- **What is being asked**
Lines holding the string "Economico" are the ones to copy from this listing.

Figure contents as structured data
## START
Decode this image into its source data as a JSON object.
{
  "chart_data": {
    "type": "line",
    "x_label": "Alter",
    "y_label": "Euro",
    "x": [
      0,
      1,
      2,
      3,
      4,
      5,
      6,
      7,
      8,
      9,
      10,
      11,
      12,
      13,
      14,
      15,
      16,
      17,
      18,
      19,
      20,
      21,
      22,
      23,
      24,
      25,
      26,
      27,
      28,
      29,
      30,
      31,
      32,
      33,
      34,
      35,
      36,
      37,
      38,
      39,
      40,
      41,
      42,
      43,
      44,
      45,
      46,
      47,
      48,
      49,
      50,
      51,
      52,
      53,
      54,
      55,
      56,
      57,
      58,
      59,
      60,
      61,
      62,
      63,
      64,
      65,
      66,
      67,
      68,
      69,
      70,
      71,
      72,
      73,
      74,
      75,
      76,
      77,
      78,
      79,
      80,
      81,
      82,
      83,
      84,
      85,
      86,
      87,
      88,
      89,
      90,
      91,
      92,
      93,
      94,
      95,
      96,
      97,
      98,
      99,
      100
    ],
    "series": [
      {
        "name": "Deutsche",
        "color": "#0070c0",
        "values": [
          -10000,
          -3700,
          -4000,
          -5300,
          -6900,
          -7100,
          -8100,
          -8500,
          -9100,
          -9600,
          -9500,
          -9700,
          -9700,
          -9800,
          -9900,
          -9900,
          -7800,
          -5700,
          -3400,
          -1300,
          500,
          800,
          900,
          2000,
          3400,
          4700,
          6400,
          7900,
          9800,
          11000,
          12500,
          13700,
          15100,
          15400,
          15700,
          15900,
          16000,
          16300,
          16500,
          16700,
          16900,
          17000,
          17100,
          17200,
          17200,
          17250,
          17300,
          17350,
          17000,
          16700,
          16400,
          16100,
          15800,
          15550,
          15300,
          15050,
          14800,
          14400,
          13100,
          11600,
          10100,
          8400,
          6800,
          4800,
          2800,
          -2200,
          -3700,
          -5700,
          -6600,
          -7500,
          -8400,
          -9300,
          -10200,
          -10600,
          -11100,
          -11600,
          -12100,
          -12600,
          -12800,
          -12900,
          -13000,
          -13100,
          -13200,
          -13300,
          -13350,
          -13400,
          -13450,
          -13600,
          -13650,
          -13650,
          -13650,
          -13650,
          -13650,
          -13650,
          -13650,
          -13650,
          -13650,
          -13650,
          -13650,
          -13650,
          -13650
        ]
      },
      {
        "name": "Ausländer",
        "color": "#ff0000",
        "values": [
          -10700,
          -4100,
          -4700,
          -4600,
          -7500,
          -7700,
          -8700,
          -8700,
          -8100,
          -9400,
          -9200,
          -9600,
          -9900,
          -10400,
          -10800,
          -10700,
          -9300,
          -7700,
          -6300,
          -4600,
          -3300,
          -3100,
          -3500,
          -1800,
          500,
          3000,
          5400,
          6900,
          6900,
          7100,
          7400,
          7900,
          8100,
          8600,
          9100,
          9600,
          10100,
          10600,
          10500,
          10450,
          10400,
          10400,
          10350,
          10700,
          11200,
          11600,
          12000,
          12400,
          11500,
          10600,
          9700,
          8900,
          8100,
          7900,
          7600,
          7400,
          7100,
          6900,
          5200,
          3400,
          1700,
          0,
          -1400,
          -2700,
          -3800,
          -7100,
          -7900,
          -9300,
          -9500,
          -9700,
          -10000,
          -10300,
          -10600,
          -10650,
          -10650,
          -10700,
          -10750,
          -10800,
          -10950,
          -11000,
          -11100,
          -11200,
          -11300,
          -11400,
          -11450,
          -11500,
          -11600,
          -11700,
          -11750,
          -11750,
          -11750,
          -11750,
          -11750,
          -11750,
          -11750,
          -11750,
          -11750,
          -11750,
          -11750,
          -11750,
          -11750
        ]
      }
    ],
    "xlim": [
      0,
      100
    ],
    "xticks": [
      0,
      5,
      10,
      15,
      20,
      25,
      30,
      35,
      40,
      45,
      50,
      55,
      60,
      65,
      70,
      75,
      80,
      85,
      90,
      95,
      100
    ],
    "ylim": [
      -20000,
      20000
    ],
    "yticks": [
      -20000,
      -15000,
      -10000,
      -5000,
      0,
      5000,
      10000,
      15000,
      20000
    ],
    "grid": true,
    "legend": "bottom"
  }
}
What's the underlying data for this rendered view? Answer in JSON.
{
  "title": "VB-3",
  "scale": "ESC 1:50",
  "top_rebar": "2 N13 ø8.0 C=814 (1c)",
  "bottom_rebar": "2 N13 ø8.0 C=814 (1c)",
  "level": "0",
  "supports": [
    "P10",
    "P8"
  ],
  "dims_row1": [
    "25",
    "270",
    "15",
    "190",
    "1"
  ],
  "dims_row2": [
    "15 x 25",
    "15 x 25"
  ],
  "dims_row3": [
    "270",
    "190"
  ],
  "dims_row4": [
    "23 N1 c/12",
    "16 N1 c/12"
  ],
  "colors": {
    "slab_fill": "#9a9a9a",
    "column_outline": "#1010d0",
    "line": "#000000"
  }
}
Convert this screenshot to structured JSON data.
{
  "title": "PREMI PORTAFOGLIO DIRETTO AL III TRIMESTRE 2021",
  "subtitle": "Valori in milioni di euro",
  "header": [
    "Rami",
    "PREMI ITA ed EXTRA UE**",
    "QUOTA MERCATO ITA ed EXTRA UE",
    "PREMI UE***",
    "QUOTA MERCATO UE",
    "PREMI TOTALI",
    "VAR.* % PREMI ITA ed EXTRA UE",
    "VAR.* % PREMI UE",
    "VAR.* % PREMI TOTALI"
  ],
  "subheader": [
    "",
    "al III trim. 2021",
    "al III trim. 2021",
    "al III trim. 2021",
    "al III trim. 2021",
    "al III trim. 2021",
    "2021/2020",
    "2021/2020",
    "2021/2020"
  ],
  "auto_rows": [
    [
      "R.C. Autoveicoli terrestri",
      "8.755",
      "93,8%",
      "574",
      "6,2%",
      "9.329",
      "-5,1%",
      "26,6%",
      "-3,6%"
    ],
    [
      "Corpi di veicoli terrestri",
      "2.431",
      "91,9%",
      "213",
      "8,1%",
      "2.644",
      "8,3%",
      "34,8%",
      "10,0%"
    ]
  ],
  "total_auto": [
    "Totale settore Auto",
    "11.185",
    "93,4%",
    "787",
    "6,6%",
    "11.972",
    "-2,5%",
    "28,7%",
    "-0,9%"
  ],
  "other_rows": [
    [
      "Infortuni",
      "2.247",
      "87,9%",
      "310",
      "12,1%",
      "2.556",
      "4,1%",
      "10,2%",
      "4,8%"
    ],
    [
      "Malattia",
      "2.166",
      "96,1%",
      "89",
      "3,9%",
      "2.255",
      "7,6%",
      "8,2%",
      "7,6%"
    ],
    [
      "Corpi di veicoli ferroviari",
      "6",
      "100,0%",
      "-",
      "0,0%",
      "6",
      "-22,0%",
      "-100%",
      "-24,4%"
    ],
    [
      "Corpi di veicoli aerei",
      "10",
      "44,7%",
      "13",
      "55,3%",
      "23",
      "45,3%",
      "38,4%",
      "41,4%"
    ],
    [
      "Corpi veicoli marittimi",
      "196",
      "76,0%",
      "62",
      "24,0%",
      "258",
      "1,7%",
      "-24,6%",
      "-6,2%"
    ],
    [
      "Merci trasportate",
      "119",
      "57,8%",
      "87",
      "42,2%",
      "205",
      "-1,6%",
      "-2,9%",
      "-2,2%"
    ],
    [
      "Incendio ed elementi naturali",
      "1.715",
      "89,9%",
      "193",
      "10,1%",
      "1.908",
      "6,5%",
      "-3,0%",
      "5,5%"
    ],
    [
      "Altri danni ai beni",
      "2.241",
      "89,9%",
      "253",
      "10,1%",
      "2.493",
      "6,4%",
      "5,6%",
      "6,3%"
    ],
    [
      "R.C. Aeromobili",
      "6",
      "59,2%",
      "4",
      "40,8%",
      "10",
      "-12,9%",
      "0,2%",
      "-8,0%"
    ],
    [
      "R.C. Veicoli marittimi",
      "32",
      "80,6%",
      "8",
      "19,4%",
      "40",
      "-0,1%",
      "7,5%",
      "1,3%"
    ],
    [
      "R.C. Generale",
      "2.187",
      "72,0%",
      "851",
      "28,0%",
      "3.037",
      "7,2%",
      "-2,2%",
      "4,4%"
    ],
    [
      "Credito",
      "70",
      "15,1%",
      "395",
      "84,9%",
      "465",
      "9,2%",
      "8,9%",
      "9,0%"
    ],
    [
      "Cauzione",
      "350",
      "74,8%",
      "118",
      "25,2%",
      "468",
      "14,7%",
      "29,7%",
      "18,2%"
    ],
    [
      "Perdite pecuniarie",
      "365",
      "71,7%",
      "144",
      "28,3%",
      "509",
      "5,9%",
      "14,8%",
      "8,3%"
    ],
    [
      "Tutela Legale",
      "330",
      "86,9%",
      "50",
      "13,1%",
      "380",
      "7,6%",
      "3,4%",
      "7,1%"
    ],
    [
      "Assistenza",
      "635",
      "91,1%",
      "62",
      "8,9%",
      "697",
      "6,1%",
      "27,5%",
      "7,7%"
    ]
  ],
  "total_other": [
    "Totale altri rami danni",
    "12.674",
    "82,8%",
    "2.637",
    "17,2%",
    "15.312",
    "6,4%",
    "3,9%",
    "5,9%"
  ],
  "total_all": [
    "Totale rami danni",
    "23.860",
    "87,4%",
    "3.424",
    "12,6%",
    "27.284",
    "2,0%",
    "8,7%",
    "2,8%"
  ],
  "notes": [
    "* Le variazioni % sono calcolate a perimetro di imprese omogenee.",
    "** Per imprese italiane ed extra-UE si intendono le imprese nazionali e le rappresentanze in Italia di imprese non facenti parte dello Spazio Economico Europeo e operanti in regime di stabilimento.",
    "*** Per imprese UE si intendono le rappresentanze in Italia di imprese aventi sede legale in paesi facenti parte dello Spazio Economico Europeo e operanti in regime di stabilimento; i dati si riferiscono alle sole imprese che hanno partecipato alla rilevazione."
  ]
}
## END
- **Problem solution**
    "** Per imprese italiane ed extra-UE si intendono le imprese nazionali e le rappresentanze in Italia di imprese non facenti parte dello Spazio Economico Europeo e operanti in regime di stabilimento.",
    "*** Per imprese UE si intendono le rappresentanze in Italia di imprese aventi sede legale in paesi facenti parte dello Spazio Economico Europeo e operanti in regime di stabilimento; i dati si riferiscono alle sole imprese che hanno partecipato alla rilevazione."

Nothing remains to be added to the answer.